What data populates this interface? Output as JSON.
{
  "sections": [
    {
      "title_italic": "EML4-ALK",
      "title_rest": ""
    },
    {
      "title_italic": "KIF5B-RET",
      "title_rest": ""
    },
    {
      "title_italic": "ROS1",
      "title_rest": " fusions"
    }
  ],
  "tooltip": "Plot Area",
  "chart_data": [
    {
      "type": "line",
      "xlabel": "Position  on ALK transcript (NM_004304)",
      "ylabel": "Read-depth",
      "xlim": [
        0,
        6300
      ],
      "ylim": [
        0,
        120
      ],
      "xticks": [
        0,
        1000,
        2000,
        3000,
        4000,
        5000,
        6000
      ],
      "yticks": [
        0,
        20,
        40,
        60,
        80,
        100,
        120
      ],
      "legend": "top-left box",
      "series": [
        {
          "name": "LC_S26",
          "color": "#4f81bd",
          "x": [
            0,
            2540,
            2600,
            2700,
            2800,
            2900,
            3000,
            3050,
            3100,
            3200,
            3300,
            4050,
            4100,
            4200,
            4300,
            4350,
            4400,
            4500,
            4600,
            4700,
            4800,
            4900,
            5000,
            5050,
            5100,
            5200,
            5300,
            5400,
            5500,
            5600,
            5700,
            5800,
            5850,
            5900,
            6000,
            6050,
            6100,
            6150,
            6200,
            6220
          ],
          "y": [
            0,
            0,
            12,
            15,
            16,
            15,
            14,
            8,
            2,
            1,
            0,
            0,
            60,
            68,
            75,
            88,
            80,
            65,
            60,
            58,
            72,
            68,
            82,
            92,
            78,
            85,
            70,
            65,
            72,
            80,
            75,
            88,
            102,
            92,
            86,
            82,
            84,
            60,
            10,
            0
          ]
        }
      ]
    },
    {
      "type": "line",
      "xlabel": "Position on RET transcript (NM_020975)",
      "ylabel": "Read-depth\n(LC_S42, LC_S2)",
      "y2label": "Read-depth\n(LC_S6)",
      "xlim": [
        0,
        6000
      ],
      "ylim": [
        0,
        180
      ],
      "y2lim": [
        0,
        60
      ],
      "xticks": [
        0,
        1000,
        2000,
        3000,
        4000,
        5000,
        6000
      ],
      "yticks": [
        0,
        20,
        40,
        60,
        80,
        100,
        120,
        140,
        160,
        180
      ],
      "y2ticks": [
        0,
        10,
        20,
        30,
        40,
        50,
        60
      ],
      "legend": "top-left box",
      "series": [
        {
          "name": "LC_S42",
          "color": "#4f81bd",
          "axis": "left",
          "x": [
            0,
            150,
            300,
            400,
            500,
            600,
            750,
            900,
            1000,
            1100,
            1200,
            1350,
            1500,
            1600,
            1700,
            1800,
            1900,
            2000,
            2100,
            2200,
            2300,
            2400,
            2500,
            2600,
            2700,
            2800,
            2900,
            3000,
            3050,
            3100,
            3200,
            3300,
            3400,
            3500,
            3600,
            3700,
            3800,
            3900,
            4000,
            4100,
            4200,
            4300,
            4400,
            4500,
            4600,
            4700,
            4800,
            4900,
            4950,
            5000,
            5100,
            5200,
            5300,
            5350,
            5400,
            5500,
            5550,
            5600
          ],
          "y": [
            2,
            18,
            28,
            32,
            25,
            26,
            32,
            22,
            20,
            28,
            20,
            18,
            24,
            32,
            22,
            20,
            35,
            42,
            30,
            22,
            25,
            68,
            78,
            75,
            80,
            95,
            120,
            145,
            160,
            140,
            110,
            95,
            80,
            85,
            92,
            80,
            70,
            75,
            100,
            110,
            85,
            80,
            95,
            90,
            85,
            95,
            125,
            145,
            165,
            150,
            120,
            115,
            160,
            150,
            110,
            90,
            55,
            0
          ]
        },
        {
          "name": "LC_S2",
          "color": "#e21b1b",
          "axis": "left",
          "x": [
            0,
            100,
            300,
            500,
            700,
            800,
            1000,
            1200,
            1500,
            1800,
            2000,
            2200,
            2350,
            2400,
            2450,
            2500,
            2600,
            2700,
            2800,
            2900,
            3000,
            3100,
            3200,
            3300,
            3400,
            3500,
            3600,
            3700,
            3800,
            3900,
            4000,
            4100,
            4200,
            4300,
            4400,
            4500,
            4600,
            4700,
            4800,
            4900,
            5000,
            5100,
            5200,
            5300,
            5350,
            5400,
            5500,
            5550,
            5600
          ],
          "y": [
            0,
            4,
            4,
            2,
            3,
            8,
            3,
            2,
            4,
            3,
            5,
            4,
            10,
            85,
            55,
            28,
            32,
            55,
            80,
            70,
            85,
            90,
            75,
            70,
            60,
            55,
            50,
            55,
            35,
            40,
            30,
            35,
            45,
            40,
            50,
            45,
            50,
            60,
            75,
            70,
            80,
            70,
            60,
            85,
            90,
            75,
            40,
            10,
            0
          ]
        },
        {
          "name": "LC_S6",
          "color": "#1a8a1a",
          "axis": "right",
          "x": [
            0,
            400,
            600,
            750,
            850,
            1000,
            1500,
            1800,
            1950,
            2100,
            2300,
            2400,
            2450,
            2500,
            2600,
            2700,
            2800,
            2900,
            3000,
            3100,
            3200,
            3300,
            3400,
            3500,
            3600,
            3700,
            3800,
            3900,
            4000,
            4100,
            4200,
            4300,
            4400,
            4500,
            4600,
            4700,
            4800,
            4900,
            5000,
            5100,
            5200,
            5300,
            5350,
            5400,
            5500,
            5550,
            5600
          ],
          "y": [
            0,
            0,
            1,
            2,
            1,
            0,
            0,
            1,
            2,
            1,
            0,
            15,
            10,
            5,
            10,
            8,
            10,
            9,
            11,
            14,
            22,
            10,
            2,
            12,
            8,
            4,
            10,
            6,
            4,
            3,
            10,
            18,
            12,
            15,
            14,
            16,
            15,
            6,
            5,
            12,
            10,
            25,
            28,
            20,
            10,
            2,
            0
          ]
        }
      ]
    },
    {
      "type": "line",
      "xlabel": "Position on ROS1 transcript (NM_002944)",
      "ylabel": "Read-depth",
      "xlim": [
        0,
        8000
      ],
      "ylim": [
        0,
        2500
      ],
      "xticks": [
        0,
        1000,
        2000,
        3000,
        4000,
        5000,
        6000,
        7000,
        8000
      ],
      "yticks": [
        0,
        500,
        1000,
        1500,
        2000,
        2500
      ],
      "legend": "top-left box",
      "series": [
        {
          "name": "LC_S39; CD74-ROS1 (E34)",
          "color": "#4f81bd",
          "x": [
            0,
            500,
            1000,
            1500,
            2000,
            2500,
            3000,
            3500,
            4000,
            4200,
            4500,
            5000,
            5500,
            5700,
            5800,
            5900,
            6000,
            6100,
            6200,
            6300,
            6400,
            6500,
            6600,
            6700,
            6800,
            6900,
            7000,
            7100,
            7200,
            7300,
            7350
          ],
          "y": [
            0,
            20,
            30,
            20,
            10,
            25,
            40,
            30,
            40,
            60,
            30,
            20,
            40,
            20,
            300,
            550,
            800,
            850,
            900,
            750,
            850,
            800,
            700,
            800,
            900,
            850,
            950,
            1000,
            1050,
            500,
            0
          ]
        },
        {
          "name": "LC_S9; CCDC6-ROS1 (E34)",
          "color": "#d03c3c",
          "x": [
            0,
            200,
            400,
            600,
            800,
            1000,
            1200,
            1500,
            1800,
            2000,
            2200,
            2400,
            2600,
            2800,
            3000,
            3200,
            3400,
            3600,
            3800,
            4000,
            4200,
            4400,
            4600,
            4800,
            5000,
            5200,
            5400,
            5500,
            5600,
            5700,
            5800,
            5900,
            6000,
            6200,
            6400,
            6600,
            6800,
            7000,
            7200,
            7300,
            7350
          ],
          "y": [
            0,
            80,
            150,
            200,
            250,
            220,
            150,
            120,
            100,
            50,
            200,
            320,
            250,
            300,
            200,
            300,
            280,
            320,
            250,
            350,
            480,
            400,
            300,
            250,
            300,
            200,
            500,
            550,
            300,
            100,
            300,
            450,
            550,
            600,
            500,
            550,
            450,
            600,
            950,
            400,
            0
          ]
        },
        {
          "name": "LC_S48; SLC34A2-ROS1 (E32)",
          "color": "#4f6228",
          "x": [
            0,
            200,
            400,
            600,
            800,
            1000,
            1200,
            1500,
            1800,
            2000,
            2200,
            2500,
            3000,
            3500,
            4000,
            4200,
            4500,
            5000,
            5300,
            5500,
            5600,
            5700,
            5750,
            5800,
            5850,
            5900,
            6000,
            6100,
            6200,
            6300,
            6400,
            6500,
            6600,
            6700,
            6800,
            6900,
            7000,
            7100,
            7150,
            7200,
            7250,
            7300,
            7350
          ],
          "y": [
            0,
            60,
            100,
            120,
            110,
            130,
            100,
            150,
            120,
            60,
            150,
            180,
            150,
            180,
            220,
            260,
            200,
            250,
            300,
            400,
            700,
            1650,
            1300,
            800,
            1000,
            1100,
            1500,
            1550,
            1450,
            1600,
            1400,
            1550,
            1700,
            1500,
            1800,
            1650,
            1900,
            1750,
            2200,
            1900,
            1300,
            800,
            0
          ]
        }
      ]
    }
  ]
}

• _TASK OBJECTIVE_: Collect every line from the records above that contains the word "depth".

• _COMPLETED EXERCISE_:
      "ylabel": "Read-depth",
      "ylabel": "Read-depth\n(LC_S42, LC_S2)",
      "y2label": "Read-depth\n(LC_S6)",
      "ylabel": "Read-depth",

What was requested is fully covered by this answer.